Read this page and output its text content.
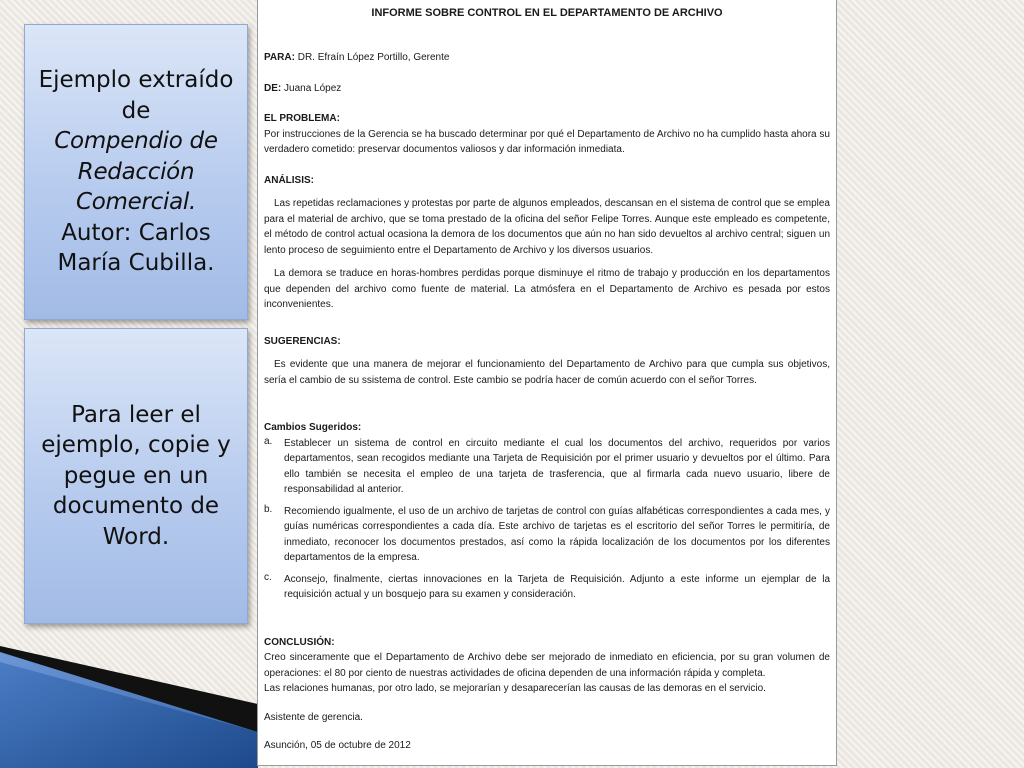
Ejemplo extraído de
Compendio de Redacción Comercial.
Autor: Carlos María Cubilla.
Para leer el ejemplo, copie y pegue en un documento de Word.
INFORME SOBRE CONTROL EN EL DEPARTAMENTO DE ARCHIVO

PARA: DR. Efraín López Portillo, Gerente

DE: Juana López

EL PROBLEMA:

Por instrucciones de la Gerencia se ha buscado determinar por qué el Departamento de Archivo no ha cumplido hasta ahora su verdadero cometido: preservar documentos valiosos y dar información inmediata.

ANÁLISIS:

Las repetidas reclamaciones y protestas por parte de algunos empleados, descansan en el sistema de control que se emplea para el material de archivo, que se toma prestado de la oficina del señor Felipe Torres. Aunque este empleado es competente, el método de control actual ocasiona la demora de los documentos que aún no han sido devueltos al archivo central; siguen un lento proceso de seguimiento entre el Departamento de Archivo y los diversos usuarios.

La demora se traduce en horas-hombres perdidas porque disminuye el ritmo de trabajo y producción en los departamentos que dependen del archivo como fuente de material. La atmósfera en el Departamento de Archivo es pesada por estos inconvenientes.

SUGERENCIAS:

Es evidente que una manera de mejorar el funcionamiento del Departamento de Archivo para que cumpla sus objetivos, sería el cambio de su ssistema de control. Este cambio se podría hacer de común acuerdo con el señor Torres.

Cambios Sugeridos:

a.	Establecer un sistema de control en circuito mediante el cual los documentos del archivo, requeridos por varios departamentos, sean recogidos mediante una Tarjeta de Requisición por el primer usuario y devueltos por el último. Para ello también se necesita el empleo de una tarjeta de trasferencia, que al firmarla cada nuevo usuario, libere de responsabilidad al anterior.
b.	Recomiendo igualmente, el uso de un archivo de tarjetas de control con guías alfabéticas correspondientes a cada mes, y guías numéricas correspondientes a cada día. Este archivo de tarjetas es el escritorio del señor Torres le permitiría, de inmediato, reconocer los documentos prestados, así como la rápida localización de los documentos por los diferentes departamentos de la empresa.
c.	Aconsejo, finalmente, ciertas innovaciones en la Tarjeta de Requisición. Adjunto a este informe un ejemplar de la requisición actual y un bosquejo para su examen y consideración.

CONCLUSIÓN:

Creo sinceramente que el Departamento de Archivo debe ser mejorado de inmediato en eficiencia, por su gran volumen de operaciones: el 80 por ciento de nuestras actividades de oficina dependen de una información rápida y completa.

Las relaciones humanas, por otro lado, se mejorarían y desaparecerían las causas de las demoras en el servicio.

Asistente de gerencia.

Asunción, 05 de octubre de 2012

== == ==

EXERCISE GOAL
Tally the lines of the listing in which the word "dependen" occurs, and state the total alone.

SOLVED PROBLEM
2